Collected data entries:

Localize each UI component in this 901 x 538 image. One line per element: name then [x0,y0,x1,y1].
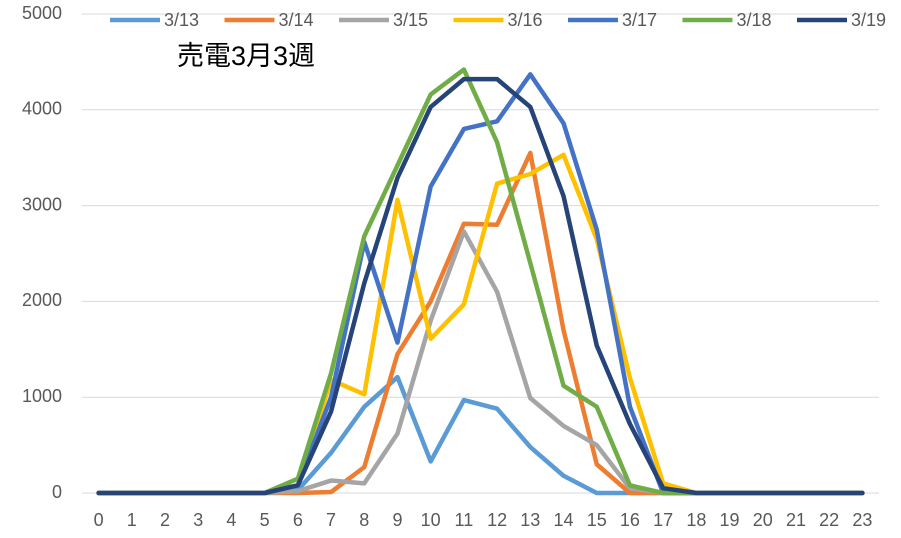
x-tick-label: 17 [653,510,673,530]
y-tick-label: 0 [52,482,62,502]
legend-label: 3/16 [508,10,543,30]
x-tick-label: 21 [786,510,806,530]
x-tick-label: 16 [620,510,640,530]
y-tick-label: 3000 [22,194,62,214]
y-tick-label: 2000 [22,290,62,310]
legend-label: 3/13 [164,10,199,30]
legend-label: 3/18 [737,10,772,30]
x-tick-label: 11 [455,510,474,530]
y-tick-label: 4000 [22,99,62,119]
x-tick-label: 15 [587,510,607,530]
x-tick-label: 6 [293,510,303,530]
x-tick-label: 2 [160,510,170,530]
x-tick-label: 3 [193,510,203,530]
x-tick-label: 9 [392,510,402,530]
x-tick-label: 5 [260,510,270,530]
x-tick-label: 7 [326,510,336,530]
legend-label: 3/14 [279,10,314,30]
legend-label: 3/19 [851,10,886,30]
chart-title: 売電3月3週 [177,41,315,71]
x-tick-label: 12 [487,510,507,530]
x-tick-label: 14 [554,510,574,530]
x-tick-label: 23 [852,510,872,530]
x-tick-label: 22 [819,510,839,530]
x-tick-label: 10 [421,510,441,530]
x-tick-label: 19 [720,510,740,530]
x-tick-label: 20 [753,510,773,530]
x-tick-label: 0 [94,510,104,530]
x-tick-label: 8 [359,510,369,530]
x-tick-label: 13 [520,510,540,530]
x-tick-label: 1 [127,510,137,530]
x-tick-label: 4 [226,510,236,530]
x-tick-label: 18 [686,510,706,530]
series-line [96,76,865,496]
y-tick-label: 5000 [22,3,62,23]
legend-label: 3/17 [622,10,657,30]
y-tick-label: 1000 [22,386,62,406]
legend-label: 3/15 [393,10,428,30]
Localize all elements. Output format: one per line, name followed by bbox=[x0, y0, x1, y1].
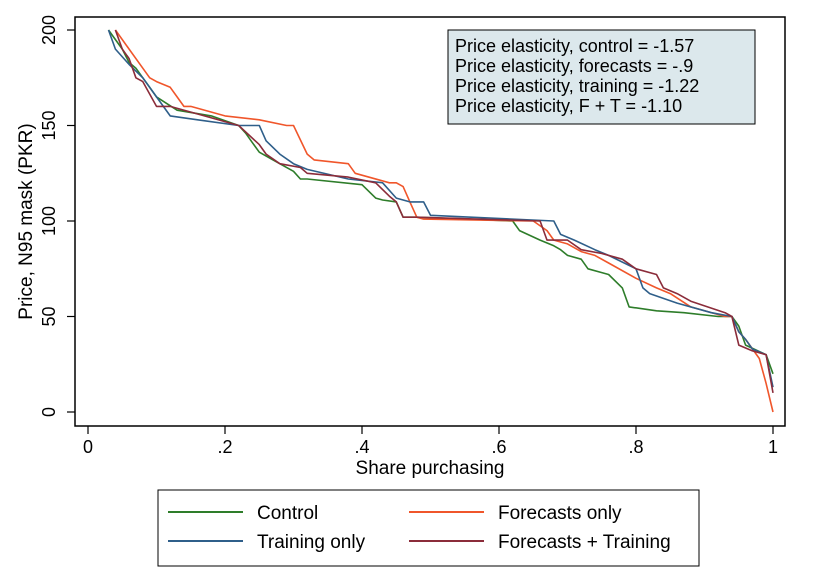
x-tick-label: .8 bbox=[628, 437, 643, 457]
x-tick-label: .6 bbox=[491, 437, 506, 457]
legend-label-forecasts-only: Forecasts only bbox=[498, 503, 622, 524]
y-tick-label: 50 bbox=[39, 306, 59, 326]
y-tick-label: 100 bbox=[39, 206, 59, 236]
series-line-training-only bbox=[107, 29, 774, 388]
y-tick-label: 150 bbox=[39, 110, 59, 140]
series-line-forecasts-training bbox=[114, 29, 774, 394]
annotation-line-forecasts: Price elasticity, forecasts = -.9 bbox=[455, 56, 693, 76]
x-tick-label: .2 bbox=[217, 437, 232, 457]
legend-label-control: Control bbox=[257, 503, 318, 524]
legend-label-forecasts-training: Forecasts + Training bbox=[498, 532, 671, 553]
y-tick-label: 0 bbox=[39, 407, 59, 417]
annotation-line-control: Price elasticity, control = -1.57 bbox=[455, 36, 694, 56]
x-tick-label: 1 bbox=[768, 437, 778, 457]
x-tick-label: .4 bbox=[354, 437, 369, 457]
series-layer bbox=[107, 29, 774, 413]
x-tick-label: 0 bbox=[83, 437, 93, 457]
axis-layer: 0 .2 .4 .6 .8 1 0 50 100 150 200 bbox=[39, 15, 778, 457]
legend-label-training-only: Training only bbox=[257, 532, 366, 553]
annotation-line-f-plus-t: Price elasticity, F + T = -1.10 bbox=[455, 96, 682, 116]
legend-frame bbox=[157, 489, 700, 567]
elasticity-annotation: Price elasticity, control = -1.57 Price … bbox=[447, 29, 756, 125]
annotation-line-training: Price elasticity, training = -1.22 bbox=[455, 76, 699, 96]
legend: Control Forecasts only Training only For… bbox=[157, 489, 700, 567]
x-axis-label: Share purchasing bbox=[356, 458, 505, 479]
y-axis-label: Price, N95 mask (PKR) bbox=[16, 123, 37, 319]
y-tick-label: 200 bbox=[39, 15, 59, 45]
annotation-background bbox=[447, 29, 756, 125]
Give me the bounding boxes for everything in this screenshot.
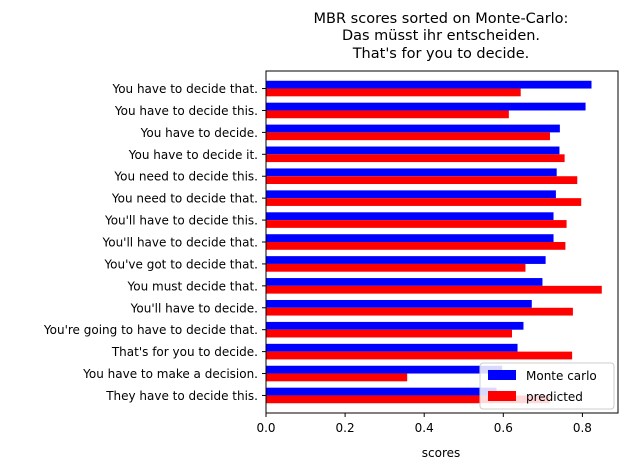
bar-predicted: [266, 154, 565, 163]
y-tick-label: You have to decide.: [140, 126, 258, 140]
bars-group: [266, 80, 602, 404]
y-axis-ticks: You have to decide that. You have to deci…: [43, 82, 266, 403]
y-tick-label: You have to make a decision.: [82, 367, 258, 381]
y-tick-label: They have to decide this.: [105, 389, 258, 403]
x-tick-label: 0.2: [336, 421, 355, 435]
bar-monte-carlo: [266, 168, 557, 177]
x-axis-ticks: 0.0 0.2 0.4 0.6 0.8: [256, 413, 592, 435]
bar-predicted: [266, 329, 513, 338]
bar-monte-carlo: [266, 321, 524, 330]
bar-predicted: [266, 263, 526, 272]
bar-monte-carlo: [266, 387, 497, 396]
bar-predicted: [266, 307, 573, 316]
bar-predicted: [266, 395, 550, 404]
bar-monte-carlo: [266, 124, 560, 133]
bar-monte-carlo: [266, 102, 586, 111]
bar-predicted: [266, 176, 578, 185]
bar-monte-carlo: [266, 190, 556, 199]
y-tick-label: You'll have to decide that.: [101, 236, 258, 250]
y-tick-label: You need to decide this.: [113, 170, 258, 184]
bar-predicted: [266, 242, 566, 250]
y-tick-label: You'll have to decide.: [130, 301, 258, 315]
y-tick-label: You have to decide this.: [114, 104, 258, 118]
bar-predicted: [266, 198, 582, 206]
y-tick-label: You need to decide that.: [111, 192, 258, 206]
chart-title-line-2: Das müsst ihr entscheiden.: [342, 28, 540, 44]
bar-predicted: [266, 132, 550, 141]
bar-predicted: [266, 285, 602, 294]
legend-label: predicted: [526, 390, 583, 404]
bar-monte-carlo: [266, 343, 518, 352]
x-axis-label: scores: [422, 446, 461, 460]
y-tick-label: You'll have to decide this.: [104, 214, 258, 228]
bar-monte-carlo: [266, 365, 503, 374]
legend-label: Monte carlo: [526, 369, 597, 383]
bar-predicted: [266, 351, 573, 360]
y-tick-label: That's for you to decide.: [111, 345, 258, 359]
chart-title: MBR scores sorted on Monte-Carlo: Das mü…: [314, 11, 569, 62]
bar-monte-carlo: [266, 256, 546, 264]
plot-frame: [265, 70, 619, 414]
chart-title-line-3: That's for you to decide.: [352, 46, 530, 62]
y-tick-label: You have to decide it.: [128, 148, 258, 162]
y-tick-label: You must decide that.: [127, 279, 259, 293]
bar-monte-carlo: [266, 80, 592, 89]
bar-predicted: [266, 110, 509, 119]
bar-monte-carlo: [266, 234, 554, 242]
x-tick-label: 0.4: [415, 421, 434, 435]
x-tick-label: 0.8: [573, 421, 592, 435]
legend: Monte carlo predicted: [479, 362, 615, 410]
legend-swatch: [488, 370, 516, 380]
bar-predicted: [266, 88, 521, 97]
chart-title-line-1: MBR scores sorted on Monte-Carlo:: [314, 11, 569, 27]
legend-swatch: [488, 391, 516, 401]
y-tick-label: You've got to decide that.: [103, 257, 258, 271]
y-tick-label: You have to decide that.: [111, 82, 258, 96]
bar-predicted: [266, 373, 408, 382]
x-tick-label: 0.6: [494, 421, 513, 435]
bar-monte-carlo: [266, 278, 543, 286]
bar-monte-carlo: [266, 146, 560, 155]
y-tick-label: You're going to have to decide that.: [43, 323, 258, 337]
bar-monte-carlo: [266, 299, 532, 308]
bar-monte-carlo: [266, 212, 554, 221]
bar-predicted: [266, 220, 567, 228]
x-tick-label: 0.0: [256, 421, 275, 435]
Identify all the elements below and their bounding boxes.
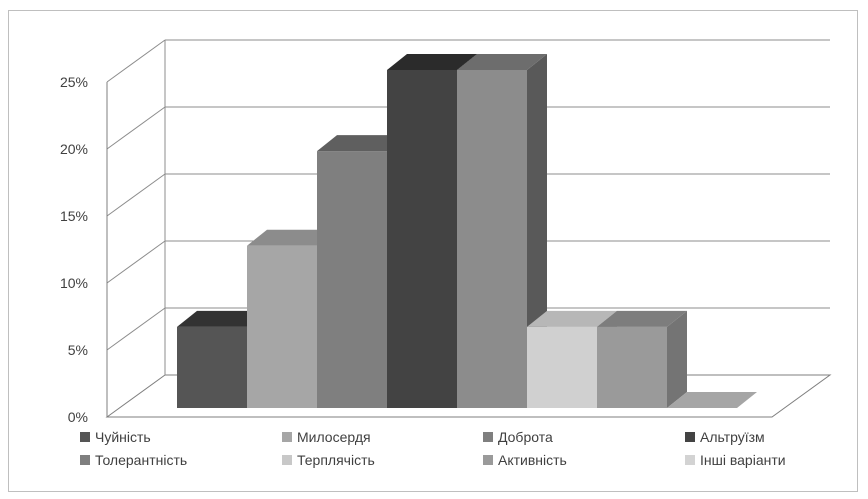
legend-swatch xyxy=(483,455,493,465)
bar-front xyxy=(597,326,667,408)
bar-front xyxy=(457,70,527,408)
bar-top xyxy=(177,310,267,327)
legend-label: Активність xyxy=(498,452,567,468)
legend-item: Терплячість xyxy=(282,452,375,468)
legend-label: Альтруїзм xyxy=(700,429,765,445)
gridline-diagonal xyxy=(106,106,166,150)
y-tick-label: 5% xyxy=(68,342,88,358)
legend-swatch xyxy=(685,432,695,442)
bar-top xyxy=(527,310,617,327)
bar-front xyxy=(527,326,597,408)
bar-top xyxy=(597,310,687,327)
y-axis-ticks: 0% 5% 10% 15% 20% 25% xyxy=(60,74,88,425)
y-tick-label: 0% xyxy=(68,409,88,425)
bar-side xyxy=(667,310,687,408)
y-tick-label: 10% xyxy=(60,275,88,291)
gridline-diagonal xyxy=(106,307,166,351)
gridline-diagonal xyxy=(106,173,166,217)
bar-top xyxy=(317,135,407,152)
y-tick-label: 20% xyxy=(60,141,88,157)
bar-top xyxy=(387,54,477,70)
y-tick-label: 15% xyxy=(60,208,88,224)
legend-label: Терплячість xyxy=(297,452,375,468)
bar-front xyxy=(177,326,247,408)
legend-swatch xyxy=(282,432,292,442)
bar-top xyxy=(247,229,337,246)
legend-swatch xyxy=(80,455,90,465)
legend-item: Активність xyxy=(483,452,567,468)
bar-5 xyxy=(457,54,547,408)
gridline-diagonal xyxy=(106,39,166,83)
legend-item: Милосердя xyxy=(282,429,371,445)
legend-label: Чуйність xyxy=(95,429,151,445)
legend: Чуйність Милосердя Доброта Альтруїзм Толеран… xyxy=(80,429,786,468)
legend-item: Інші варіанти xyxy=(685,452,786,468)
bar-8 xyxy=(667,392,757,408)
legend-item: Доброта xyxy=(483,429,553,445)
bar-front xyxy=(247,245,317,408)
floor-layer xyxy=(105,40,832,418)
legend-swatch xyxy=(282,455,292,465)
bar-front xyxy=(317,151,387,408)
legend-item: Толерантність xyxy=(80,452,187,468)
legend-label: Доброта xyxy=(498,429,553,445)
floor xyxy=(105,374,832,418)
bar-7 xyxy=(597,310,687,408)
legend-label: Інші варіанти xyxy=(700,452,786,468)
bar-top xyxy=(457,54,547,70)
bars xyxy=(177,54,757,408)
legend-item: Альтруїзм xyxy=(685,429,765,445)
legend-item: Чуйність xyxy=(80,429,151,445)
y-tick-label: 25% xyxy=(60,74,88,90)
bar-top xyxy=(667,392,757,408)
gridline-diagonal xyxy=(106,240,166,284)
legend-swatch xyxy=(80,432,90,442)
legend-swatch xyxy=(685,455,695,465)
legend-swatch xyxy=(483,432,493,442)
legend-label: Толерантність xyxy=(95,452,187,468)
bar-front xyxy=(387,70,457,408)
legend-label: Милосердя xyxy=(297,429,371,445)
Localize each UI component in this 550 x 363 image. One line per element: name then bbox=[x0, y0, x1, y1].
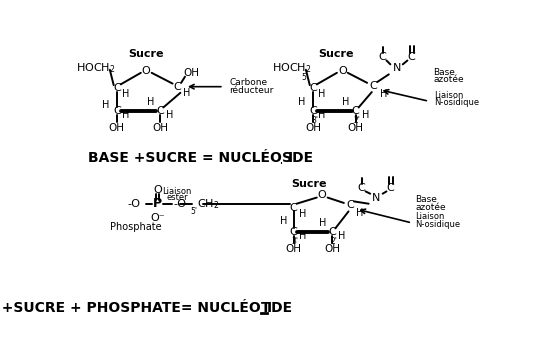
Text: C: C bbox=[387, 183, 394, 192]
Text: H: H bbox=[102, 100, 109, 110]
Text: Base: Base bbox=[415, 195, 437, 204]
Text: OH: OH bbox=[324, 244, 340, 254]
Text: 5': 5' bbox=[190, 207, 197, 216]
Text: -O: -O bbox=[128, 199, 141, 209]
Text: C: C bbox=[346, 200, 354, 210]
Text: réducteur: réducteur bbox=[229, 86, 273, 95]
Text: 2': 2' bbox=[331, 237, 337, 246]
Text: Liaison: Liaison bbox=[415, 212, 444, 221]
Text: Sucre: Sucre bbox=[318, 49, 354, 59]
Text: O: O bbox=[318, 190, 327, 200]
Text: H: H bbox=[379, 89, 387, 99]
Text: O: O bbox=[142, 65, 151, 76]
Text: azotée: azotée bbox=[415, 203, 446, 212]
Text: C: C bbox=[370, 81, 377, 91]
Text: HOCH$_2$: HOCH$_2$ bbox=[272, 61, 312, 75]
Text: C: C bbox=[379, 52, 387, 62]
Text: O: O bbox=[153, 185, 162, 195]
Text: C: C bbox=[408, 52, 415, 62]
Text: 3': 3' bbox=[311, 116, 318, 125]
Text: H: H bbox=[338, 231, 345, 241]
Text: H: H bbox=[356, 208, 363, 218]
Text: 5': 5' bbox=[301, 73, 309, 82]
Text: N: N bbox=[372, 192, 381, 203]
Text: Phosphate: Phosphate bbox=[111, 222, 162, 232]
Text: H: H bbox=[280, 216, 287, 227]
Text: C: C bbox=[309, 83, 317, 93]
Text: H: H bbox=[123, 89, 130, 99]
Text: HOCH$_2$: HOCH$_2$ bbox=[76, 61, 116, 75]
Text: C: C bbox=[351, 106, 359, 116]
Text: C: C bbox=[309, 106, 317, 116]
Text: N-osidique: N-osidique bbox=[415, 220, 460, 229]
Text: C: C bbox=[156, 106, 164, 116]
Text: C: C bbox=[113, 83, 120, 93]
Text: IDE: IDE bbox=[287, 151, 314, 164]
Text: Base: Base bbox=[433, 68, 455, 77]
Text: H: H bbox=[147, 97, 155, 107]
Text: Sucre: Sucre bbox=[129, 49, 164, 59]
Text: -O: -O bbox=[173, 199, 186, 209]
Text: BASE +SUCRE + PHOSPHATE= NUCLÉO: BASE +SUCRE + PHOSPHATE= NUCLÉO bbox=[0, 301, 261, 315]
Text: O⁻: O⁻ bbox=[151, 213, 165, 223]
Text: IDE: IDE bbox=[267, 301, 293, 315]
Text: H: H bbox=[166, 110, 173, 120]
Text: N-osidique: N-osidique bbox=[434, 98, 480, 107]
Text: OH: OH bbox=[348, 123, 364, 133]
Text: ester: ester bbox=[167, 193, 188, 202]
Text: H: H bbox=[299, 231, 306, 241]
Text: C: C bbox=[173, 82, 181, 92]
Text: CH$_2$: CH$_2$ bbox=[197, 197, 219, 211]
Text: S: S bbox=[282, 151, 292, 164]
Text: OH: OH bbox=[183, 68, 199, 78]
Text: O: O bbox=[338, 65, 346, 76]
Text: H: H bbox=[319, 218, 327, 228]
Text: C: C bbox=[328, 227, 336, 237]
Text: OH: OH bbox=[285, 244, 301, 254]
Text: C: C bbox=[358, 183, 366, 192]
Text: H: H bbox=[362, 110, 369, 120]
Text: P: P bbox=[153, 197, 162, 210]
Text: Sucre: Sucre bbox=[292, 179, 327, 189]
Text: OH: OH bbox=[305, 123, 321, 133]
Text: H: H bbox=[123, 110, 130, 120]
Text: OH: OH bbox=[109, 123, 125, 133]
Text: N: N bbox=[392, 63, 401, 73]
Text: 2': 2' bbox=[354, 116, 360, 125]
Text: H: H bbox=[342, 97, 349, 107]
Text: H: H bbox=[299, 209, 306, 219]
Text: Carbone: Carbone bbox=[229, 78, 267, 86]
Text: H: H bbox=[318, 89, 326, 99]
Text: C: C bbox=[113, 106, 120, 116]
Text: 3': 3' bbox=[292, 237, 299, 246]
Text: C: C bbox=[290, 227, 298, 237]
Text: azotée: azotée bbox=[433, 75, 464, 84]
Text: H: H bbox=[298, 97, 305, 107]
Text: OH: OH bbox=[152, 123, 168, 133]
Text: H: H bbox=[318, 110, 326, 120]
Text: Liaison: Liaison bbox=[163, 187, 192, 196]
Text: H: H bbox=[183, 88, 190, 98]
Text: BASE +SUCRE = NUCLÉO: BASE +SUCRE = NUCLÉO bbox=[88, 151, 282, 164]
Text: Liaison: Liaison bbox=[434, 91, 464, 101]
Text: T: T bbox=[261, 301, 271, 315]
Text: C: C bbox=[290, 203, 298, 213]
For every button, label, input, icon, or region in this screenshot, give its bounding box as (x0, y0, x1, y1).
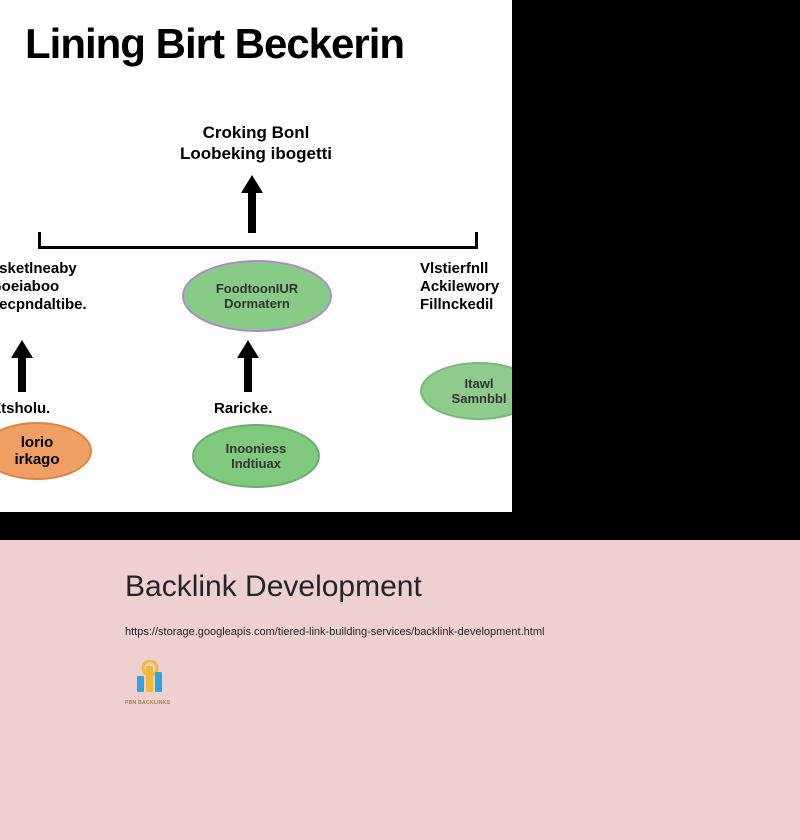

● **Stated problem**
Print the lines exactly as they appear, starting with the line that contains "Text: C: C bbox=[387, 183, 394, 192]" and ending after the line that contains "Text: H: H bbox=[379, 89, 387, 99]".

● **Written answer**
Text: C: C bbox=[387, 183, 394, 192]
Text: H: H bbox=[102, 100, 109, 110]
Text: Base: Base bbox=[415, 195, 437, 204]
Text: OH: OH bbox=[324, 244, 340, 254]
Text: 5': 5' bbox=[190, 207, 197, 216]
Text: -O: -O bbox=[128, 199, 141, 209]
Text: C: C bbox=[346, 200, 354, 210]
Text: réducteur: réducteur bbox=[229, 86, 273, 95]
Text: 2': 2' bbox=[331, 237, 337, 246]
Text: Liaison: Liaison bbox=[415, 212, 444, 221]
Text: Sucre: Sucre bbox=[318, 49, 354, 59]
Text: O: O bbox=[318, 190, 327, 200]
Text: H: H bbox=[379, 89, 387, 99]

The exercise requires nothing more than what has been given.